#### Records for the task
#####

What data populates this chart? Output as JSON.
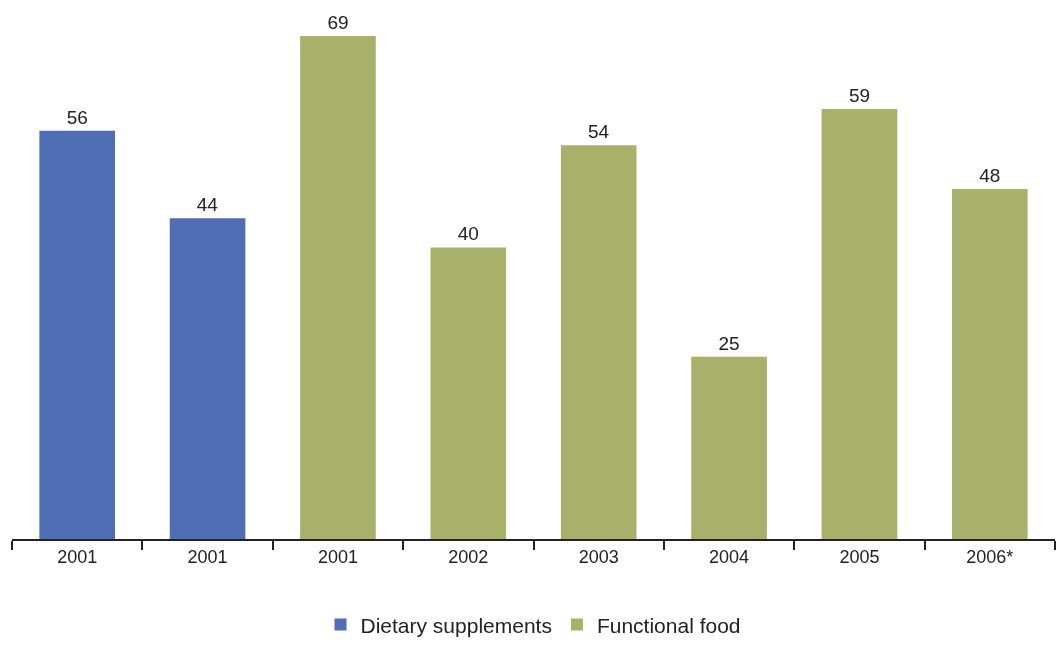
{
  "chart_data": {
    "type": "bar",
    "categories": [
      "2001",
      "2001",
      "2001",
      "2002",
      "2003",
      "2004",
      "2005",
      "2006*"
    ],
    "series": [
      {
        "name": "Dietary supplements",
        "color": "#4f6eb5",
        "values": [
          56,
          44,
          null,
          null,
          null,
          null,
          null,
          null
        ]
      },
      {
        "name": "Functional food",
        "color": "#a9b06a",
        "values": [
          null,
          null,
          69,
          40,
          54,
          25,
          59,
          48
        ]
      }
    ],
    "data_labels": true,
    "legend": "bottom",
    "grid": false
  }
}
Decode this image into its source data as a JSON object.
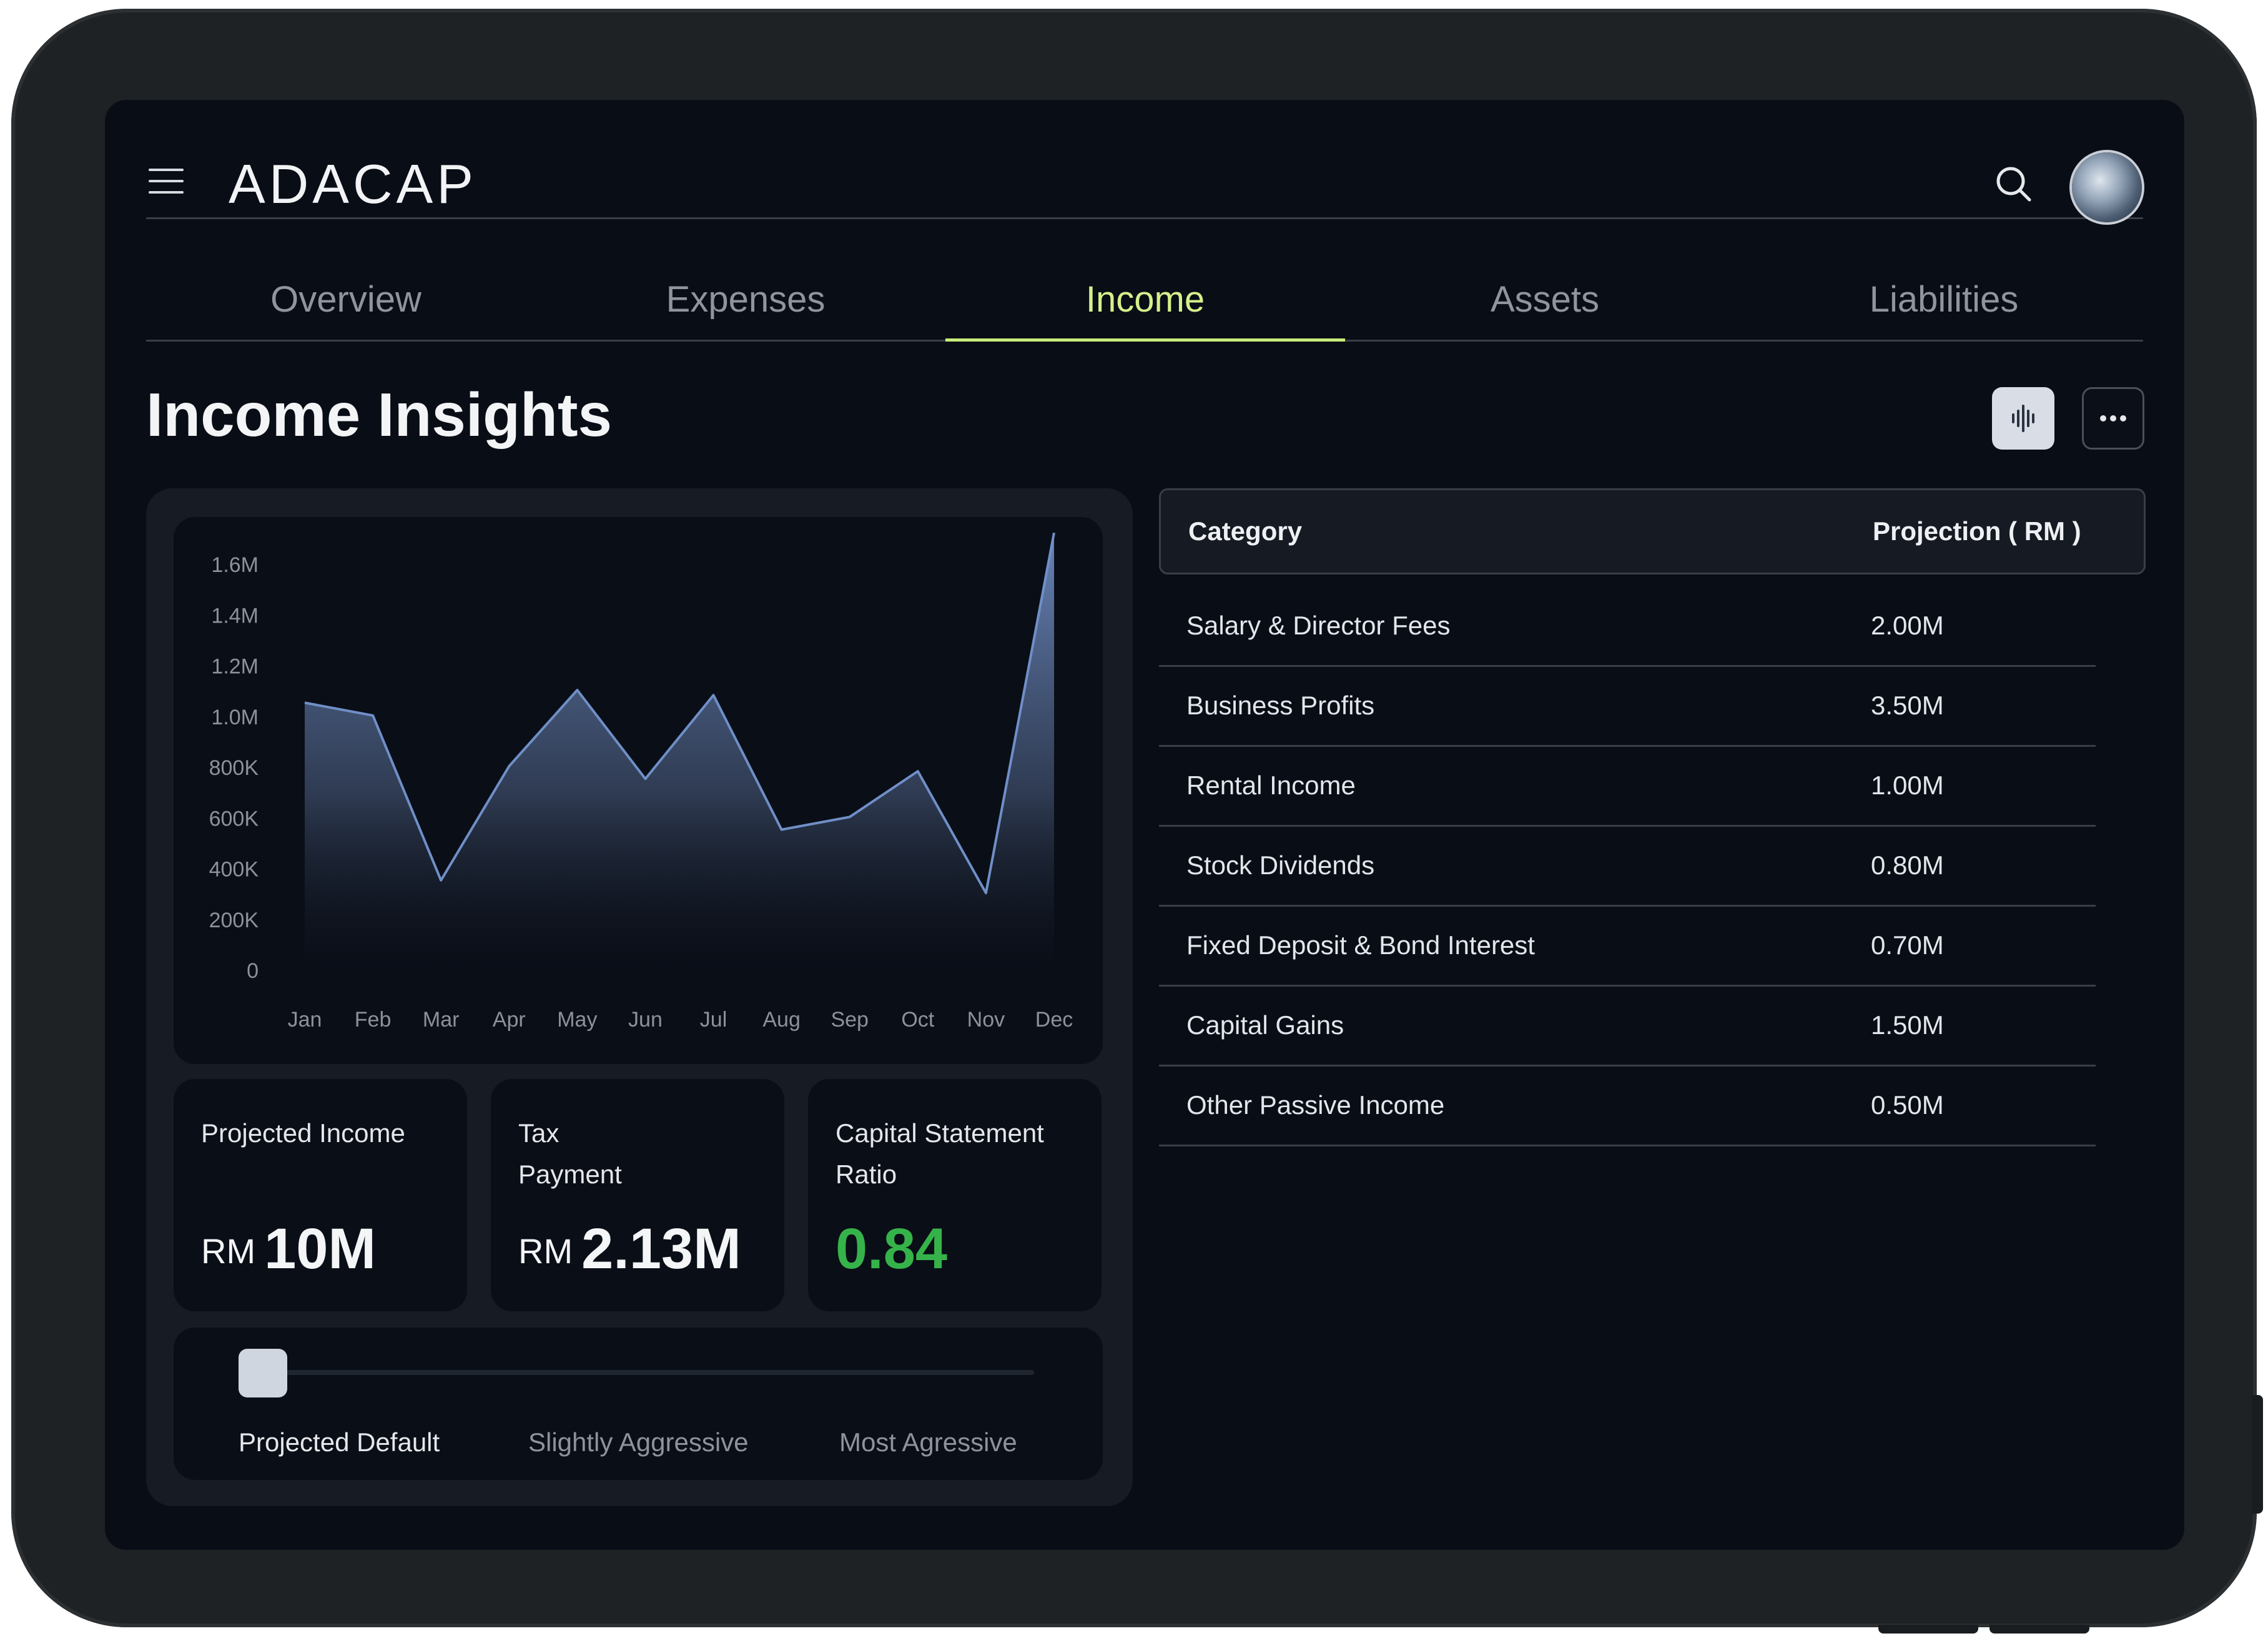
{
  "app": {
    "name": "ADACAP"
  },
  "header": {
    "menu_icon": "hamburger-menu-icon",
    "search_icon": "search-icon",
    "apps_icon": "grid-apps-icon",
    "avatar": "user-avatar"
  },
  "tabs": [
    {
      "label": "Overview",
      "active": false
    },
    {
      "label": "Expenses",
      "active": false
    },
    {
      "label": "Income",
      "active": true
    },
    {
      "label": "Assets",
      "active": false
    },
    {
      "label": "Liabilities",
      "active": false
    }
  ],
  "page": {
    "title": "Income Insights",
    "actions": {
      "chart_toggle_icon": "audio-bars-icon",
      "more_icon": "more-dots-icon"
    }
  },
  "colors": {
    "accent": "#c8ec7a",
    "positive": "#35b34a",
    "series_line": "#6f8fc7"
  },
  "chart_data": {
    "type": "area",
    "title": "",
    "xlabel": "",
    "ylabel": "",
    "categories": [
      "Jan",
      "Feb",
      "Mar",
      "Apr",
      "May",
      "Jun",
      "Jul",
      "Aug",
      "Sep",
      "Oct",
      "Nov",
      "Dec"
    ],
    "values": [
      1050000,
      1000000,
      350000,
      800000,
      1100000,
      750000,
      1080000,
      550000,
      600000,
      780000,
      300000,
      1720000
    ],
    "ylim": [
      0,
      1600000
    ],
    "y_ticks": [
      "0",
      "200K",
      "400K",
      "600K",
      "800K",
      "1.0M",
      "1.2M",
      "1.4M",
      "1.6M"
    ],
    "grid": false
  },
  "stats": [
    {
      "label": "Projected Income",
      "currency": "RM",
      "value": "10M"
    },
    {
      "label": "Tax Payment",
      "currency": "RM",
      "value": "2.13M"
    },
    {
      "label": "Capital Statement Ratio",
      "currency": "",
      "value": "0.84"
    }
  ],
  "slider": {
    "options": [
      "Projected Default",
      "Slightly Aggressive",
      "Most Agressive"
    ],
    "selected": "Projected Default",
    "position": 0
  },
  "table": {
    "headers": [
      "Category",
      "Projection ( RM )"
    ],
    "rows": [
      [
        "Salary & Director Fees",
        "2.00M"
      ],
      [
        "Business Profits",
        "3.50M"
      ],
      [
        "Rental Income",
        "1.00M"
      ],
      [
        "Stock Dividends",
        "0.80M"
      ],
      [
        "Fixed Deposit & Bond Interest",
        "0.70M"
      ],
      [
        "Capital Gains",
        "1.50M"
      ],
      [
        "Other Passive Income",
        "0.50M"
      ]
    ]
  }
}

#####

#### Exercise task
Locate and copy each line in the data above that includes the word "JSON".

#### Final answer
What data populates this chart? Output as JSON.
Decode this image into its source data as a JSON object.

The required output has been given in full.